_TASK DESCRIPTION_: Records follow. Select each line holding "Start".

-- BEGIN GIVEN ENTRIES --

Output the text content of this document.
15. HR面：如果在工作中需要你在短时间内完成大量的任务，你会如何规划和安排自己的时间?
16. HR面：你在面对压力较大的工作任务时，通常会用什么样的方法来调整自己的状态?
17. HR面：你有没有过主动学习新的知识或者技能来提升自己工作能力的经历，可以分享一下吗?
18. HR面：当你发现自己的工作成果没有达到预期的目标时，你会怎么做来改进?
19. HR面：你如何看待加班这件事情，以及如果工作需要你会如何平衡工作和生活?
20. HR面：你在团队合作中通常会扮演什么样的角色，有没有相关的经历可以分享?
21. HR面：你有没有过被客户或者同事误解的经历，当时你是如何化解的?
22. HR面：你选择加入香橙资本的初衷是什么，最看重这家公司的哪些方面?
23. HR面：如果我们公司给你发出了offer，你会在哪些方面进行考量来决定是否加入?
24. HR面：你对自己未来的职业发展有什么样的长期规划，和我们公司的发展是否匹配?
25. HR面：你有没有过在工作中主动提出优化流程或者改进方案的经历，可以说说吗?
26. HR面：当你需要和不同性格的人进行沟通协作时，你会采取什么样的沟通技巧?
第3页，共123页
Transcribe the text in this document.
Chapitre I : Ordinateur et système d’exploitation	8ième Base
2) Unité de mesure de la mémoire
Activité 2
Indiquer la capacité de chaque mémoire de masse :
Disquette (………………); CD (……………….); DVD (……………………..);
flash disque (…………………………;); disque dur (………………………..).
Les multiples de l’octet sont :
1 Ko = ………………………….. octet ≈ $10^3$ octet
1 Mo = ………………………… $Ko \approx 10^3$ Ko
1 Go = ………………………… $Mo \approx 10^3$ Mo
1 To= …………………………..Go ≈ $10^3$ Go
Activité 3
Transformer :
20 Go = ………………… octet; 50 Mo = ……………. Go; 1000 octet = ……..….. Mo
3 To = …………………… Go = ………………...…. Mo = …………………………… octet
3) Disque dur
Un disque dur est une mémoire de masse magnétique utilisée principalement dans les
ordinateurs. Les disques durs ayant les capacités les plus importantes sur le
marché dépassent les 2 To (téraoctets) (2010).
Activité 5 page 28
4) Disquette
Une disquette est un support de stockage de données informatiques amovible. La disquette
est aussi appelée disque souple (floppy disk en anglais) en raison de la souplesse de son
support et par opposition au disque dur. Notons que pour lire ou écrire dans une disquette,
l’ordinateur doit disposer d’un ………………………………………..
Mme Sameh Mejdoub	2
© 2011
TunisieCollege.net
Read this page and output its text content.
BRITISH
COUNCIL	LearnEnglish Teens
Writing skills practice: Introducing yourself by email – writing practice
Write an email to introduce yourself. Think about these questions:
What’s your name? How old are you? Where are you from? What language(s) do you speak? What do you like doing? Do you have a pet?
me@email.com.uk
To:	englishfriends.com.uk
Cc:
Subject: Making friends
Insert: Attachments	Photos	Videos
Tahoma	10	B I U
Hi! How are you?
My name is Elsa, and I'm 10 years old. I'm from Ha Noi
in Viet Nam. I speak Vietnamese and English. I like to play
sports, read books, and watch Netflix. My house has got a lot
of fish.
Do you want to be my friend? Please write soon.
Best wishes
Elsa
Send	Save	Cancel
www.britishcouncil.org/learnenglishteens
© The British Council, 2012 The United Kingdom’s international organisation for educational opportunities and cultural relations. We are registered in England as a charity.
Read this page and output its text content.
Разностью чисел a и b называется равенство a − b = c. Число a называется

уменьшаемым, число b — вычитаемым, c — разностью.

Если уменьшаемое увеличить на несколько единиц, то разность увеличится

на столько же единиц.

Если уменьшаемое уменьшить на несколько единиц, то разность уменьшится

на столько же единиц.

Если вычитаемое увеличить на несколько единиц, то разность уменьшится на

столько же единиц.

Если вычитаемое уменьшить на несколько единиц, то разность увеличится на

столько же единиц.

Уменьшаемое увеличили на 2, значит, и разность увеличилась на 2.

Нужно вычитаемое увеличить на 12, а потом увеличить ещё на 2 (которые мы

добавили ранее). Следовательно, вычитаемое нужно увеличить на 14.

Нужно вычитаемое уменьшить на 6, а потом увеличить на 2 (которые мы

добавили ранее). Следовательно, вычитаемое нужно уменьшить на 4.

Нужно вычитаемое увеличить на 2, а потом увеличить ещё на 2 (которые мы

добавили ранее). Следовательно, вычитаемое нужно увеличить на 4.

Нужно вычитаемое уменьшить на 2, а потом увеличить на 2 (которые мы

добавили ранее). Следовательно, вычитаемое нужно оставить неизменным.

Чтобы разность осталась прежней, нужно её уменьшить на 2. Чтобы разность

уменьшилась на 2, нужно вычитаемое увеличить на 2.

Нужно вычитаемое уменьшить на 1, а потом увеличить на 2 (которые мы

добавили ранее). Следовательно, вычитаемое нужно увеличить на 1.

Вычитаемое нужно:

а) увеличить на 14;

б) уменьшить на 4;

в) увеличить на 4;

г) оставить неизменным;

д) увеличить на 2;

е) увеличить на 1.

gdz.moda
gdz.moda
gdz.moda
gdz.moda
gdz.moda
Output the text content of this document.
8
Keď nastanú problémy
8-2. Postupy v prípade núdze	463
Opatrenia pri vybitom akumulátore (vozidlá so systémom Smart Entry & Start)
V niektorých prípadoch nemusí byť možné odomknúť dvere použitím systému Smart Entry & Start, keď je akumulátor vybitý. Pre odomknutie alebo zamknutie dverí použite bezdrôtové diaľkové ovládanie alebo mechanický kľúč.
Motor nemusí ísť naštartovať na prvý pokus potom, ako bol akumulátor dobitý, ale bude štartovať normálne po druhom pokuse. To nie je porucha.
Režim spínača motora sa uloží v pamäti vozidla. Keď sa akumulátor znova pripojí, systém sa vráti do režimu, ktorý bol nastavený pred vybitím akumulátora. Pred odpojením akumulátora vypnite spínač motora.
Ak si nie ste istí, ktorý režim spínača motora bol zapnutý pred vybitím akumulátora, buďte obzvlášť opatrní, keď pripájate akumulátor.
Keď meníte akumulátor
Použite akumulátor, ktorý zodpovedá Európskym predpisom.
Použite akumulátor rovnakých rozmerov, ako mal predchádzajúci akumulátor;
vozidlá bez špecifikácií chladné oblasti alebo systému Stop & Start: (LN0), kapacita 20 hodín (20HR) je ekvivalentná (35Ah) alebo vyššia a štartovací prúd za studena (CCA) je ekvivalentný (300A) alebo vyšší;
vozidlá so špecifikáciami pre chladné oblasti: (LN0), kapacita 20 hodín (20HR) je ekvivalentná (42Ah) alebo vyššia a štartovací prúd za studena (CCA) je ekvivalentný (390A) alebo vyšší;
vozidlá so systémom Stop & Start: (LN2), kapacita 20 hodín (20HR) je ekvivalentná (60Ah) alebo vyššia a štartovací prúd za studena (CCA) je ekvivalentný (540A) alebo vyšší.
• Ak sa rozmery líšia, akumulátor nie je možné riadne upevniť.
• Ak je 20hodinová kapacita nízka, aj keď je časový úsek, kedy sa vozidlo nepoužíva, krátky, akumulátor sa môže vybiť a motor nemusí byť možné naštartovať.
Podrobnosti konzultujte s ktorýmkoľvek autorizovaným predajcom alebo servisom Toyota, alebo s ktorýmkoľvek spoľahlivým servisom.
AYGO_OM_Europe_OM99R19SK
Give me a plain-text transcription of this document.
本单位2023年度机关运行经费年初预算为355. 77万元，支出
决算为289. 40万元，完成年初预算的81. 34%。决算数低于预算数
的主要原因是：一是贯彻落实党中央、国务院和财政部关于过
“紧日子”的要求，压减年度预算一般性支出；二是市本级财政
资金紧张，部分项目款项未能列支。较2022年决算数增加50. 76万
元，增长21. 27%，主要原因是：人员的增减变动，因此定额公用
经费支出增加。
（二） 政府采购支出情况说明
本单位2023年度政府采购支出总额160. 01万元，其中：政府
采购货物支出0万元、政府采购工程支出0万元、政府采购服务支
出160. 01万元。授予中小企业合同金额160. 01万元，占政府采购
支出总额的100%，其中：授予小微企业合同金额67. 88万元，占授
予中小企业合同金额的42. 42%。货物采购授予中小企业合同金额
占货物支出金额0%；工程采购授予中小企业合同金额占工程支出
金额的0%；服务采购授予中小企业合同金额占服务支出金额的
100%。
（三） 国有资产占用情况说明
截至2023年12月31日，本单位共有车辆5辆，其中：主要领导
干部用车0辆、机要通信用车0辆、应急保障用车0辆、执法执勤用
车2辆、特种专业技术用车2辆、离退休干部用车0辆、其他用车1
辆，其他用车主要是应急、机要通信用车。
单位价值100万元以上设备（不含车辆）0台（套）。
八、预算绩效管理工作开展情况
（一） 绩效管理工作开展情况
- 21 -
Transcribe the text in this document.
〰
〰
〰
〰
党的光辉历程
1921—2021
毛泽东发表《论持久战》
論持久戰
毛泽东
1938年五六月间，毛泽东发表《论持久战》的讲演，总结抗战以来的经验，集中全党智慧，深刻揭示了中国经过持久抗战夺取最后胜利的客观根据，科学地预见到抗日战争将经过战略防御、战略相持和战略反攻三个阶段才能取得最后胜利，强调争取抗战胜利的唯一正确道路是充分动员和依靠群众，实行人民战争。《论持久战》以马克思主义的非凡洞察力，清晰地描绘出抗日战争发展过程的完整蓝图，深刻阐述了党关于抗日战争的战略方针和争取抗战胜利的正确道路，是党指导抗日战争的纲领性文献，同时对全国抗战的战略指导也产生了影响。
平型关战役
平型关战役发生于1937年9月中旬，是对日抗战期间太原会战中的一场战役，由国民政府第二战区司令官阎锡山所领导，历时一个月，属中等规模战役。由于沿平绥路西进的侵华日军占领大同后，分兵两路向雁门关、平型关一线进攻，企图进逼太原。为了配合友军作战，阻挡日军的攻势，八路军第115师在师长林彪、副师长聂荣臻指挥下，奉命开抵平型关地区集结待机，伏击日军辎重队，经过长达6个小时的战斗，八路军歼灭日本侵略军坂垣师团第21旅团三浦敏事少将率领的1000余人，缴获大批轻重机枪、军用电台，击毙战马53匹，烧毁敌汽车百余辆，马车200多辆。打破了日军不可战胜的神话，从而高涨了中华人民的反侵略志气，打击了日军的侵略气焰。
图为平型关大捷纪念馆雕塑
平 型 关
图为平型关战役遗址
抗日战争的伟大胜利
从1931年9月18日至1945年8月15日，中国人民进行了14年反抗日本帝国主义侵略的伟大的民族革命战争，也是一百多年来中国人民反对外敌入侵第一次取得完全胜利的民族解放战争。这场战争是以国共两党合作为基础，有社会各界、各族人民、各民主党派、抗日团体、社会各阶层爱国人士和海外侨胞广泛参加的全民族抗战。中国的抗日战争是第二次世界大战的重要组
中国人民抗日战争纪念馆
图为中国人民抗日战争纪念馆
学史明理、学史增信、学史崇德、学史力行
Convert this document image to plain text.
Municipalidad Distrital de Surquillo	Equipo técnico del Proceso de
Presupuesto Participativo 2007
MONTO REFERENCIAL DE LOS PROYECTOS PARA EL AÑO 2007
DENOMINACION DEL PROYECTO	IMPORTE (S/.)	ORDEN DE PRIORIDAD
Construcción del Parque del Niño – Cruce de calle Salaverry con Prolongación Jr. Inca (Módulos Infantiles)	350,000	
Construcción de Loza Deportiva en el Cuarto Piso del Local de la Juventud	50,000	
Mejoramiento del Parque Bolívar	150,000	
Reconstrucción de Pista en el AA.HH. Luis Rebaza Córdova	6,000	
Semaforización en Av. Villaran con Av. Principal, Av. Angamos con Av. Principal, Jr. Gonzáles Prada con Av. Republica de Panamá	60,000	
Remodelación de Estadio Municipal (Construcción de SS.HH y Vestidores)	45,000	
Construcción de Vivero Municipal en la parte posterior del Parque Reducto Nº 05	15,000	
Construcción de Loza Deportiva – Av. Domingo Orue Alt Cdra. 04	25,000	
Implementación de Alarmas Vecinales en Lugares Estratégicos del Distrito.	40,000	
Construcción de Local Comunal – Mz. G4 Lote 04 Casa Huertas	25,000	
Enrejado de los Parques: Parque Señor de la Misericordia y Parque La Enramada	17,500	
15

-- END GIVEN ENTRIES --

_OUTPUT_:
Opatrenia pri vybitom akumulátore (vozidlá so systémom Smart Entry & Start)
V niektorých prípadoch nemusí byť možné odomknúť dvere použitím systému Smart Entry & Start, keď je akumulátor vybitý. Pre odomknutie alebo zamknutie dverí použite bezdrôtové diaľkové ovládanie alebo mechanický kľúč.
vozidlá bez špecifikácií chladné oblasti alebo systému Stop & Start: (LN0), kapacita 20 hodín (20HR) je ekvivalentná (35Ah) alebo vyššia a štartovací prúd za studena (CCA) je ekvivalentný (300A) alebo vyšší;
vozidlá so systémom Stop & Start: (LN2), kapacita 20 hodín (20HR) je ekvivalentná (60Ah) alebo vyššia a štartovací prúd za studena (CCA) je ekvivalentný (540A) alebo vyšší.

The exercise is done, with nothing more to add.